Listed records below:

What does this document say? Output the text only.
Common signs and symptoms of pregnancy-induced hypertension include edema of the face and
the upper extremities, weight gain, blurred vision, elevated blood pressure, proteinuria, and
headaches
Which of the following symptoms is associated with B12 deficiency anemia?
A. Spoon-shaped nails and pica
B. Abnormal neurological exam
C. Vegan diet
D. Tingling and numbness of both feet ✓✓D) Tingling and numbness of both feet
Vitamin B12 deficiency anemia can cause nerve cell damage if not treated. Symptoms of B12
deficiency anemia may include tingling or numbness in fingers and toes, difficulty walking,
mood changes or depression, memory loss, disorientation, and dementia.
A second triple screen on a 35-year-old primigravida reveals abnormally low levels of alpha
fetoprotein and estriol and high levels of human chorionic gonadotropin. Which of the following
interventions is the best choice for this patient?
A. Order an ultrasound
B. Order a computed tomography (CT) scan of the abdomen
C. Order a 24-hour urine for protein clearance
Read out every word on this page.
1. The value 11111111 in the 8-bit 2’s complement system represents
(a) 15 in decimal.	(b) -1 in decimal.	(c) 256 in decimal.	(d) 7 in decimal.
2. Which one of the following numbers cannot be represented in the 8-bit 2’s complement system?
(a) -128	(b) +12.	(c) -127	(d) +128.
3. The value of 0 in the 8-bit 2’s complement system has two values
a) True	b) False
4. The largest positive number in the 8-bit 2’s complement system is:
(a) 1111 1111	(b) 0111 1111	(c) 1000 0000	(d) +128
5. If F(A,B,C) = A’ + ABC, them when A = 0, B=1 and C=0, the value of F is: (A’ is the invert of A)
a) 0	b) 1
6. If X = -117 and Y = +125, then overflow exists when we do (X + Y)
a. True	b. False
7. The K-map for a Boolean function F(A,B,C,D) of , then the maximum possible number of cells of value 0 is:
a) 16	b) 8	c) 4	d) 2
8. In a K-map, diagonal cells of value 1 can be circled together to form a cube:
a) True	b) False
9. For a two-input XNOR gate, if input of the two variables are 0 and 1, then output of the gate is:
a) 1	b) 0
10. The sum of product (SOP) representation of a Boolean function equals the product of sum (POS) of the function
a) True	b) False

End of Listed records.

-- Task item --
Pull every line containing "then" out of the entries.

-- Result of this exercise --
6. If X = -117 and Y = +125, then overflow exists when we do (X + Y)
7. The K-map for a Boolean function F(A,B,C,D) of , then the maximum possible number of cells of value 0 is:
9. For a two-input XNOR gate, if input of the two variables are 0 and 1, then output of the gate is:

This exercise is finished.